Your instructions >>
Your task is to locate every line holding the string "QUARTERLY" and to copy each of them.

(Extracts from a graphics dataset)

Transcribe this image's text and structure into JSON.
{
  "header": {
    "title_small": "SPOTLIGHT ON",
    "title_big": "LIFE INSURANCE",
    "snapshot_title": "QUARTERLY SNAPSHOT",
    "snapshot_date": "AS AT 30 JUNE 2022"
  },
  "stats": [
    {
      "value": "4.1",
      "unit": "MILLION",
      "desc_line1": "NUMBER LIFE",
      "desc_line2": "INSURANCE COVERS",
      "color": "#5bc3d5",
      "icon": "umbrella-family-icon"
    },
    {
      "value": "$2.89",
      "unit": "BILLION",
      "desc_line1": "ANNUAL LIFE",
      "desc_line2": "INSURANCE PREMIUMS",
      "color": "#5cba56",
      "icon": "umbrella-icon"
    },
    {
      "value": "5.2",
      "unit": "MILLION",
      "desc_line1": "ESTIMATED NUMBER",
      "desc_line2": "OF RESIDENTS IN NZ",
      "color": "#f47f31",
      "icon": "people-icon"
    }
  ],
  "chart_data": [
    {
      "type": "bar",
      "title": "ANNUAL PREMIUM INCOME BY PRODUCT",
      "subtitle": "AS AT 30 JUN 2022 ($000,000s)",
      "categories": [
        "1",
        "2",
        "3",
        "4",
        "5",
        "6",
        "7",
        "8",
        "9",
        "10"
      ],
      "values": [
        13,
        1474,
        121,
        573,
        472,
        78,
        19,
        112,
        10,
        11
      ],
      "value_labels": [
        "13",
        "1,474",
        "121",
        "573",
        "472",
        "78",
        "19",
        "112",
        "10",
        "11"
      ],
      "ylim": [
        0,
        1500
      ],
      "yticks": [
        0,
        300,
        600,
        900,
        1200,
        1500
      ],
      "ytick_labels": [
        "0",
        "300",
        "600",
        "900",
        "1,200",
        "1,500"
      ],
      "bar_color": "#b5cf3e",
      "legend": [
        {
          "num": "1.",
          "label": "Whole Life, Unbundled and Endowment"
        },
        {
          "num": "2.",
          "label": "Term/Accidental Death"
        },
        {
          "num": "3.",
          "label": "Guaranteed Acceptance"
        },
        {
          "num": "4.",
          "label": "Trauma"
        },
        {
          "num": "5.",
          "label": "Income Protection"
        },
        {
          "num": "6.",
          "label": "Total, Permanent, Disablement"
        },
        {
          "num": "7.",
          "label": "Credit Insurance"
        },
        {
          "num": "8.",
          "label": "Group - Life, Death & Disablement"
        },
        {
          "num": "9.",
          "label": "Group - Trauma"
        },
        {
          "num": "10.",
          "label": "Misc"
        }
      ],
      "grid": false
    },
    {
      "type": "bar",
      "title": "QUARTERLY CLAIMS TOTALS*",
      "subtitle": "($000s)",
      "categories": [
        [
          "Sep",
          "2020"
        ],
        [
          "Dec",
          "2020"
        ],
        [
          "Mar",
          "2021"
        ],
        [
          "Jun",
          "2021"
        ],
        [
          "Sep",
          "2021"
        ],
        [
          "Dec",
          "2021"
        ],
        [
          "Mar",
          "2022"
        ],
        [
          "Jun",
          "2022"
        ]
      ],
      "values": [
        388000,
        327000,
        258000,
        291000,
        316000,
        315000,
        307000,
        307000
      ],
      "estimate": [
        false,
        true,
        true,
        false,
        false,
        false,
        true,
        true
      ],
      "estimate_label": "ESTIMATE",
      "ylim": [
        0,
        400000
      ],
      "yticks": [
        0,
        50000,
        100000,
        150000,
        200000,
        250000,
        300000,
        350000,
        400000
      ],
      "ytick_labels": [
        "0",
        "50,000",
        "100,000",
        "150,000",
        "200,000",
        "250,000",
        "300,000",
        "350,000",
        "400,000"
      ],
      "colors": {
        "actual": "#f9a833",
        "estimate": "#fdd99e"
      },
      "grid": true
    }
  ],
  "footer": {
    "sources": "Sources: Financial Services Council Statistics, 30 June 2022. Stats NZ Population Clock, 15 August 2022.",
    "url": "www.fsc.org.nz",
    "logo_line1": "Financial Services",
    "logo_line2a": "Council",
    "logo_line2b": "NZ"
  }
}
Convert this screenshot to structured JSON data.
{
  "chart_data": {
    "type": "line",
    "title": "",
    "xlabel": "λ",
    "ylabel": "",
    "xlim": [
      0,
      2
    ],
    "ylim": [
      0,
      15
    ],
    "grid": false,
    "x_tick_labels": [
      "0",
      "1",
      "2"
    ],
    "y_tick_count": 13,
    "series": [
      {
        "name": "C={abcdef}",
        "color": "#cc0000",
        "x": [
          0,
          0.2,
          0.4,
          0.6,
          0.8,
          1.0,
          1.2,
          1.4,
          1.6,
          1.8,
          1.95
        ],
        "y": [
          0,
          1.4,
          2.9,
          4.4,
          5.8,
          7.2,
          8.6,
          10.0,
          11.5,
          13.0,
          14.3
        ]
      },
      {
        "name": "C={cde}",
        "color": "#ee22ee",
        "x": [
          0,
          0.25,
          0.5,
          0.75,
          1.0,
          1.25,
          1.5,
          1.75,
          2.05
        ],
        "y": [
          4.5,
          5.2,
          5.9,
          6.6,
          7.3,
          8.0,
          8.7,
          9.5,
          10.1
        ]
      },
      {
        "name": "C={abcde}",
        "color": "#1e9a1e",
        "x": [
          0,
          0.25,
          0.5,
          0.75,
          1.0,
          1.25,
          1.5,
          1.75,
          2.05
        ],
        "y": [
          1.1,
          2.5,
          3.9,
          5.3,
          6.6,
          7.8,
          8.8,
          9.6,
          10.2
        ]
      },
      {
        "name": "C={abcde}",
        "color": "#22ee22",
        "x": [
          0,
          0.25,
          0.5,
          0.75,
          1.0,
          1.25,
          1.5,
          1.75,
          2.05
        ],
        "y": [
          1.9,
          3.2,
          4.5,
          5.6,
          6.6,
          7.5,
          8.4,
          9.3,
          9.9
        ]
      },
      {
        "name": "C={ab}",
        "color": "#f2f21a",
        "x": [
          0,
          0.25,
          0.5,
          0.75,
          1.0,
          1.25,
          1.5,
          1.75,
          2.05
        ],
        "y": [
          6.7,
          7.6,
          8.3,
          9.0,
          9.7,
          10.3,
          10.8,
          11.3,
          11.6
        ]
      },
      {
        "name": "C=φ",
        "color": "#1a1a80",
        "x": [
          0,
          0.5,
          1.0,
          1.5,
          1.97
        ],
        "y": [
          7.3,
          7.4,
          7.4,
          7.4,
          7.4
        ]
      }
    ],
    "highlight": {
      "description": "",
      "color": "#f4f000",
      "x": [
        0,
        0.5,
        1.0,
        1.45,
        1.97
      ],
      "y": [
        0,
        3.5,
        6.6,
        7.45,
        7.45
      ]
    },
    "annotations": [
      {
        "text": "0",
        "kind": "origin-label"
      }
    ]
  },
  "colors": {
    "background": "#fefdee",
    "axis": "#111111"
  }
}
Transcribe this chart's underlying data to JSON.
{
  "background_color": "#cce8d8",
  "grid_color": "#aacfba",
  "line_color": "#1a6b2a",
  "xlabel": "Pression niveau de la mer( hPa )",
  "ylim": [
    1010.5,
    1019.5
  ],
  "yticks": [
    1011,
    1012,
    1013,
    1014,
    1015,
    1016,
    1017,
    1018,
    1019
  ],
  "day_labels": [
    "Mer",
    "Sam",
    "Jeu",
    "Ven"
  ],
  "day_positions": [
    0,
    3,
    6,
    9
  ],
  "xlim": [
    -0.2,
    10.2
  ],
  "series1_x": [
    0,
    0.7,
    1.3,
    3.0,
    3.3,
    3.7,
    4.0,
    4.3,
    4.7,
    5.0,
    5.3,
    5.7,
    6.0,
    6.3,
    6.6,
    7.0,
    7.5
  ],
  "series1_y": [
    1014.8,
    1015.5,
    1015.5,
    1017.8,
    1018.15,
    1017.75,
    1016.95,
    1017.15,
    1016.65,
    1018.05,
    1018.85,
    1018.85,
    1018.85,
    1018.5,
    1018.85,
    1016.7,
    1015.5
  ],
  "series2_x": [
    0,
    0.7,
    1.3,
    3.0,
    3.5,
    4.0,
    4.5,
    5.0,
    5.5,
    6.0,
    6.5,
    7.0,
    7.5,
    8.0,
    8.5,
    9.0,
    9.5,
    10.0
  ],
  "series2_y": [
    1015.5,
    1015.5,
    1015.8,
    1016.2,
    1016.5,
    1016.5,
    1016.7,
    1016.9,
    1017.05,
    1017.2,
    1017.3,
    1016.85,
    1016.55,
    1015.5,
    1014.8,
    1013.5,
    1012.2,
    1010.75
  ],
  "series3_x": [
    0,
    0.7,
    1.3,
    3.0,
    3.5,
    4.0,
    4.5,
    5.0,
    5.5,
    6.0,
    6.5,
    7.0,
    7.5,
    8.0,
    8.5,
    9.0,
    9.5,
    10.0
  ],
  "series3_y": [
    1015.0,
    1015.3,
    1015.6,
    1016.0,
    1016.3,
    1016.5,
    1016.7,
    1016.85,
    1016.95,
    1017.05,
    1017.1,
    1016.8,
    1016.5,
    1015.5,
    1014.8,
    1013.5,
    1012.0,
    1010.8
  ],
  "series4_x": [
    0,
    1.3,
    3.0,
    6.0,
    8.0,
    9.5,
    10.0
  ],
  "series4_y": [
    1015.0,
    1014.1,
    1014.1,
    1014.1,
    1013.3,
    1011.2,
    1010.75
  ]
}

Response to the exercise >>
    "snapshot_title": "QUARTERLY SNAPSHOT",
      "title": "QUARTERLY CLAIMS TOTALS*",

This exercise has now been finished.